[What to do]:
Working through the entries below, find how many lines include the string "results"; give only that number.

[Records]:
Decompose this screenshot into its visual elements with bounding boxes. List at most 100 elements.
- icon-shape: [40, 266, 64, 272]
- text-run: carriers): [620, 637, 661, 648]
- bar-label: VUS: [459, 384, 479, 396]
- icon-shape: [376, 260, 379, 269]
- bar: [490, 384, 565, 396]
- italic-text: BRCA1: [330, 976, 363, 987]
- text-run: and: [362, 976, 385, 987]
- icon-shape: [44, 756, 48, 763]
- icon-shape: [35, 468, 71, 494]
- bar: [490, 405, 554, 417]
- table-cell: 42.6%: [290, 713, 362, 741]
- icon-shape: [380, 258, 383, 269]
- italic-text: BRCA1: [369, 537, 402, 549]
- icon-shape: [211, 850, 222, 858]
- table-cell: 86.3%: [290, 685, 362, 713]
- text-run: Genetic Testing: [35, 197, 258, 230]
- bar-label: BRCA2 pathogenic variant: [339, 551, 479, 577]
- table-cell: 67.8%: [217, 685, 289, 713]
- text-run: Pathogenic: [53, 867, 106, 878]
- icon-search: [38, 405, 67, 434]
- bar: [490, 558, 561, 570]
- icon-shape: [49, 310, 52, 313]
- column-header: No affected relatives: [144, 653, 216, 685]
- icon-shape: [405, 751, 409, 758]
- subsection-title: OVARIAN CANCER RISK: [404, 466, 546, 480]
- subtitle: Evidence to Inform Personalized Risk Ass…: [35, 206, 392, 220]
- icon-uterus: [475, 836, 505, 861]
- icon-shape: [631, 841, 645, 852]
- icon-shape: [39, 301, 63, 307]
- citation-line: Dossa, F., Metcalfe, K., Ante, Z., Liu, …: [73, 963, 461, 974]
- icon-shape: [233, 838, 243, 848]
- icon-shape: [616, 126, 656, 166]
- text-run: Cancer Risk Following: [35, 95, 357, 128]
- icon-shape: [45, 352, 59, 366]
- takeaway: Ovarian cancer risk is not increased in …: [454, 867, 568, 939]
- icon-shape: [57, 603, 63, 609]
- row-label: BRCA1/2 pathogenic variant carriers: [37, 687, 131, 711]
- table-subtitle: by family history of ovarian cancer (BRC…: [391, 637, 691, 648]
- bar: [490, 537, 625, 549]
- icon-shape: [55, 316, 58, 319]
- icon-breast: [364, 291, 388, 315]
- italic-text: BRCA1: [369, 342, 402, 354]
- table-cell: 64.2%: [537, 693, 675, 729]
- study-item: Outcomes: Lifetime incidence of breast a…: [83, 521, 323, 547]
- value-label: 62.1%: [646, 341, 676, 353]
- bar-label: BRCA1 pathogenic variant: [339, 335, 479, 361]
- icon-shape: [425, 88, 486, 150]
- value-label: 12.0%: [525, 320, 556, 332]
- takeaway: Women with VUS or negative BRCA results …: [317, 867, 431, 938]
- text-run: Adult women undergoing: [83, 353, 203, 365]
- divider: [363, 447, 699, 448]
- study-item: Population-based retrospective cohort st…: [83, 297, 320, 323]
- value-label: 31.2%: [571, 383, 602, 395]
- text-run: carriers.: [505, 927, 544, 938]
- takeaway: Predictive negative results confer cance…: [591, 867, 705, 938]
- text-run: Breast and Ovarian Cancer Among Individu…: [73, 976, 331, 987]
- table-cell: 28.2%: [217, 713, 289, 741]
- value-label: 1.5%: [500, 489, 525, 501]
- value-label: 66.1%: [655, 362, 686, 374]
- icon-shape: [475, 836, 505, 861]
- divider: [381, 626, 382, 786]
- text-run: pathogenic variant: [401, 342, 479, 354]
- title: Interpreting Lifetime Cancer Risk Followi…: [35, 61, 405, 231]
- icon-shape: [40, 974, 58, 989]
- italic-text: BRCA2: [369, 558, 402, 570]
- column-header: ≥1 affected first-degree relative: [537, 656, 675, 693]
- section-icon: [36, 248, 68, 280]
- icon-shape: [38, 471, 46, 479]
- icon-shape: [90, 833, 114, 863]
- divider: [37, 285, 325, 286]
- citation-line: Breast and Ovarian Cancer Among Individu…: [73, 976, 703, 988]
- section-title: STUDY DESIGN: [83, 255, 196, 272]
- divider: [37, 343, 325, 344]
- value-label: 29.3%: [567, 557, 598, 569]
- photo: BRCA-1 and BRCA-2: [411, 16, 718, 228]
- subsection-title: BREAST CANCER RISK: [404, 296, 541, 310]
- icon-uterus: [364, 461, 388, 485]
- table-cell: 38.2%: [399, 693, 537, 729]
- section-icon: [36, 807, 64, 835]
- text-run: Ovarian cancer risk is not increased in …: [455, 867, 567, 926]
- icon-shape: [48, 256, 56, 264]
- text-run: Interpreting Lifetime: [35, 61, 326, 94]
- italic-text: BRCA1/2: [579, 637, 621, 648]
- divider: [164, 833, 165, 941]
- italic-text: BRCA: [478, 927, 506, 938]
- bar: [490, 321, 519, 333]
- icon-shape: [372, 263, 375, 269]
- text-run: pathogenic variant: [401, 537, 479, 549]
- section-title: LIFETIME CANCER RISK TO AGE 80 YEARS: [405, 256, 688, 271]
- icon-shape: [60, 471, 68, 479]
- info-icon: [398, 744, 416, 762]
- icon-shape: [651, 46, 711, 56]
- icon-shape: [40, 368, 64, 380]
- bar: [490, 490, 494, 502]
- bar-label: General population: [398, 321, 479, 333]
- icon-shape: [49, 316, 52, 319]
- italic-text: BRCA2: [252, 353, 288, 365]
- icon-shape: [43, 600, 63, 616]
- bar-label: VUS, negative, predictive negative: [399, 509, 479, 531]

[Task output]:
2